◆ Exercise goal ◆
Extract exactly and only the lines of the data below, starting at the line with "Transcribe the text in this document." and stopping after the final line.

[BEGIN Data supplied]

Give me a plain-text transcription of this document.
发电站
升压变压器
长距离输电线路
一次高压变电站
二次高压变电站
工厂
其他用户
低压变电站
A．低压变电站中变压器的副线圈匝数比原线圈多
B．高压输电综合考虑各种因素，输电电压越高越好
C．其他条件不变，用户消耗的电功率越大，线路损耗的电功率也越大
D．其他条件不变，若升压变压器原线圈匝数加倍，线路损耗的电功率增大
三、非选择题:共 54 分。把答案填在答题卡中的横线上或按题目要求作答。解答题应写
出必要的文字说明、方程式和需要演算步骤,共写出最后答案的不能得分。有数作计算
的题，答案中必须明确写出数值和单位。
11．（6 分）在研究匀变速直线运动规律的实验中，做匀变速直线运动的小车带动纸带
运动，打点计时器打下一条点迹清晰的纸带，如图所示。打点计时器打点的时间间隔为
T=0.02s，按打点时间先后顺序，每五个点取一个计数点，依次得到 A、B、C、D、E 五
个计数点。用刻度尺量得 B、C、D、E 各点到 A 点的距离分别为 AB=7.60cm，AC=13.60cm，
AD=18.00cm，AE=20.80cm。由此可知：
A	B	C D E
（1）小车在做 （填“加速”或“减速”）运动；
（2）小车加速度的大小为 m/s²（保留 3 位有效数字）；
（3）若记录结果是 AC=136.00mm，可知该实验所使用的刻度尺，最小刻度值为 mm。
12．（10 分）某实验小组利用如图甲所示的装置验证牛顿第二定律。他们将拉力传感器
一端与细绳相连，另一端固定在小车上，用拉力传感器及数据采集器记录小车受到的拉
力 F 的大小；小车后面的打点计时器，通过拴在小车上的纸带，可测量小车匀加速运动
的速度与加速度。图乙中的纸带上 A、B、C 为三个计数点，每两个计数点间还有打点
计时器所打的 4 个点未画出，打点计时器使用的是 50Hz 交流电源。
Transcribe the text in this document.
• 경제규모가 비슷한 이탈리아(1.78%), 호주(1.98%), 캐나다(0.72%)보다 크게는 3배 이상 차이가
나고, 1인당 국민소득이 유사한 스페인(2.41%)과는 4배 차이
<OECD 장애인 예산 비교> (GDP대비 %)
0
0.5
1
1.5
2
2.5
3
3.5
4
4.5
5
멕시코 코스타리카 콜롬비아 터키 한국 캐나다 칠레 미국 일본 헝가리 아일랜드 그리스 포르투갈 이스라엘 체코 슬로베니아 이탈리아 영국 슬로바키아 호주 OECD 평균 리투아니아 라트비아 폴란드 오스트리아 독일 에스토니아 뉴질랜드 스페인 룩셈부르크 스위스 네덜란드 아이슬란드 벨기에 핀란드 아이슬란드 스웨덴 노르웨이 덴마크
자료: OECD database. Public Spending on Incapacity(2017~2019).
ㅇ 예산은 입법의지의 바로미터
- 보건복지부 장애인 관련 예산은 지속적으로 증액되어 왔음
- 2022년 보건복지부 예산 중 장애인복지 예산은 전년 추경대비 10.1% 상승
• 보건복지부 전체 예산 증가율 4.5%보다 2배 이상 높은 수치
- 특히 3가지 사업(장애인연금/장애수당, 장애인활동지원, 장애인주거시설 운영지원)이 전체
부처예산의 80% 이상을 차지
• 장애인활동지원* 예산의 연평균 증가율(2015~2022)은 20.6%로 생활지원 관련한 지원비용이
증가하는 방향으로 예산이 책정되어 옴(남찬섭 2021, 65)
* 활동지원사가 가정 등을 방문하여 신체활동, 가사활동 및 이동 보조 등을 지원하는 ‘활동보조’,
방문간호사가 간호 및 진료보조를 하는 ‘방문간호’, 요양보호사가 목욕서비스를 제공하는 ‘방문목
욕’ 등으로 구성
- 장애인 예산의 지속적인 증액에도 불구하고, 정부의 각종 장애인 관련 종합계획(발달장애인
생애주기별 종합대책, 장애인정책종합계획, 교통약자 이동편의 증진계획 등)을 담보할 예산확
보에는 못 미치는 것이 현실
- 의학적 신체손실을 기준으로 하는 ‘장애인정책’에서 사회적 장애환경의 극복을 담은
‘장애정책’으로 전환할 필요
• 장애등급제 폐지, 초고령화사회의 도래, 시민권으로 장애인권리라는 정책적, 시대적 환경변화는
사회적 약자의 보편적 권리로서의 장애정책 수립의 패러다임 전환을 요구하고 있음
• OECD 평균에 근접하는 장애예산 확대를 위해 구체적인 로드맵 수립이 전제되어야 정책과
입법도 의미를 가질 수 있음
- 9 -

[END Data supplied]

◆ Output below ◆
Transcribe the text in this document.
• 경제규모가 비슷한 이탈리아(1.78%), 호주(1.98%), 캐나다(0.72%)보다 크게는 3배 이상 차이가
나고, 1인당 국민소득이 유사한 스페인(2.41%)과는 4배 차이
<OECD 장애인 예산 비교> (GDP대비 %)
0
0.5
1
1.5
2
2.5
3
3.5
4
4.5
5
멕시코 코스타리카 콜롬비아 터키 한국 캐나다 칠레 미국 일본 헝가리 아일랜드 그리스 포르투갈 이스라엘 체코 슬로베니아 이탈리아 영국 슬로바키아 호주 OECD 평균 리투아니아 라트비아 폴란드 오스트리아 독일 에스토니아 뉴질랜드 스페인 룩셈부르크 스위스 네덜란드 아이슬란드 벨기에 핀란드 아이슬란드 스웨덴 노르웨이 덴마크
자료: OECD database. Public Spending on Incapacity(2017~2019).
ㅇ 예산은 입법의지의 바로미터
- 보건복지부 장애인 관련 예산은 지속적으로 증액되어 왔음
- 2022년 보건복지부 예산 중 장애인복지 예산은 전년 추경대비 10.1% 상승
• 보건복지부 전체 예산 증가율 4.5%보다 2배 이상 높은 수치
- 특히 3가지 사업(장애인연금/장애수당, 장애인활동지원, 장애인주거시설 운영지원)이 전체
부처예산의 80% 이상을 차지
• 장애인활동지원* 예산의 연평균 증가율(2015~2022)은 20.6%로 생활지원 관련한 지원비용이
증가하는 방향으로 예산이 책정되어 옴(남찬섭 2021, 65)
* 활동지원사가 가정 등을 방문하여 신체활동, 가사활동 및 이동 보조 등을 지원하는 ‘활동보조’,
방문간호사가 간호 및 진료보조를 하는 ‘방문간호’, 요양보호사가 목욕서비스를 제공하는 ‘방문목
욕’ 등으로 구성
- 장애인 예산의 지속적인 증액에도 불구하고, 정부의 각종 장애인 관련 종합계획(발달장애인
생애주기별 종합대책, 장애인정책종합계획, 교통약자 이동편의 증진계획 등)을 담보할 예산확
보에는 못 미치는 것이 현실
- 의학적 신체손실을 기준으로 하는 ‘장애인정책’에서 사회적 장애환경의 극복을 담은
‘장애정책’으로 전환할 필요
• 장애등급제 폐지, 초고령화사회의 도래, 시민권으로 장애인권리라는 정책적, 시대적 환경변화는
사회적 약자의 보편적 권리로서의 장애정책 수립의 패러다임 전환을 요구하고 있음
• OECD 평균에 근접하는 장애예산 확대를 위해 구체적인 로드맵 수립이 전제되어야 정책과
입법도 의미를 가질 수 있음
- 9 -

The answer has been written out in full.